Your task ::
Identify and pull out each line of the entries in which "always" occurs.

Source data ::
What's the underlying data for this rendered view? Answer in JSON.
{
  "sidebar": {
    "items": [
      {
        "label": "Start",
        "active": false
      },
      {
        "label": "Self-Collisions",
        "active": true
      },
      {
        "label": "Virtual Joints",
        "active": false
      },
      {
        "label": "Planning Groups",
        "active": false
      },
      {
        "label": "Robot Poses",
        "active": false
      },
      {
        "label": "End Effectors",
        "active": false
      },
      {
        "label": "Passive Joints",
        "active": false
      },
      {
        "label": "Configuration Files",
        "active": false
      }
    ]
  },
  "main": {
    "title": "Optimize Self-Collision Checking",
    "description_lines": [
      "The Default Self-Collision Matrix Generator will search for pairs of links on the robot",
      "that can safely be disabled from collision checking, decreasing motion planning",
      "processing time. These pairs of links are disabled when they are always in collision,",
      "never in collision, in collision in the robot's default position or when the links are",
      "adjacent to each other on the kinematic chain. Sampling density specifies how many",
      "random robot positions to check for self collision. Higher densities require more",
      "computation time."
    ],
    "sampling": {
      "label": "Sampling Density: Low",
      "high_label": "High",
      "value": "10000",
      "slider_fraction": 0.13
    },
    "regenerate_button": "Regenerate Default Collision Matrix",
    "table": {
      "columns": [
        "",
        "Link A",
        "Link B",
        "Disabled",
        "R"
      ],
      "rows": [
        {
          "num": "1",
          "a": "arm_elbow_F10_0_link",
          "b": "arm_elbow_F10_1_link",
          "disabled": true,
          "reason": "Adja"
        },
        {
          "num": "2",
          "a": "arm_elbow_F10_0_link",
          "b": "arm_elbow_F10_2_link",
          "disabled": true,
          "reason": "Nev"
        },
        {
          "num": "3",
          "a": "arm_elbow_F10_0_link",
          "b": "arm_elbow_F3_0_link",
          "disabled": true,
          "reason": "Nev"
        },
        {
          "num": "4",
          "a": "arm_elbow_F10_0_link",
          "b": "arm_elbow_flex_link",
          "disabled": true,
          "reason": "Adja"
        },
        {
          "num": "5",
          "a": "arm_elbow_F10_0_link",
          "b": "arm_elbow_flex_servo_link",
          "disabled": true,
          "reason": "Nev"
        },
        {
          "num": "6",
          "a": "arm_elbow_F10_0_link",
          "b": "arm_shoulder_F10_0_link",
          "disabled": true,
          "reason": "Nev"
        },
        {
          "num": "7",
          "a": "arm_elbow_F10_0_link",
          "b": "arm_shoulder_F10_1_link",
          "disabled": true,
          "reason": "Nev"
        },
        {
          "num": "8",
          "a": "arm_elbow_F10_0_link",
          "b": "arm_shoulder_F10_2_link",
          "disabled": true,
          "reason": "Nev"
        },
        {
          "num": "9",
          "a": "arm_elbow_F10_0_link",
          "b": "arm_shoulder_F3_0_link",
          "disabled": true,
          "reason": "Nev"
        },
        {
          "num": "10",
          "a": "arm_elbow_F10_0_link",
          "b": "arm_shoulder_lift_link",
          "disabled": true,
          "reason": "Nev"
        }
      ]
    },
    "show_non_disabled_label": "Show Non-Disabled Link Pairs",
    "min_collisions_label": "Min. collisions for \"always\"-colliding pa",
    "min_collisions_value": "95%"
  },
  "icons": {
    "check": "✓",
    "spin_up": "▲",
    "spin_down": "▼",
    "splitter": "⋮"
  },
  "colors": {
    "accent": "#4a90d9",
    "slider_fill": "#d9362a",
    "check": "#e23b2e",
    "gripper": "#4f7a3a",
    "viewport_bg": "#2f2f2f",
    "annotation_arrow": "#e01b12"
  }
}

Expected answer ::
      "processing time. These pairs of links are disabled when they are always in collision,",
    "min_collisions_label": "Min. collisions for \"always\"-colliding pa",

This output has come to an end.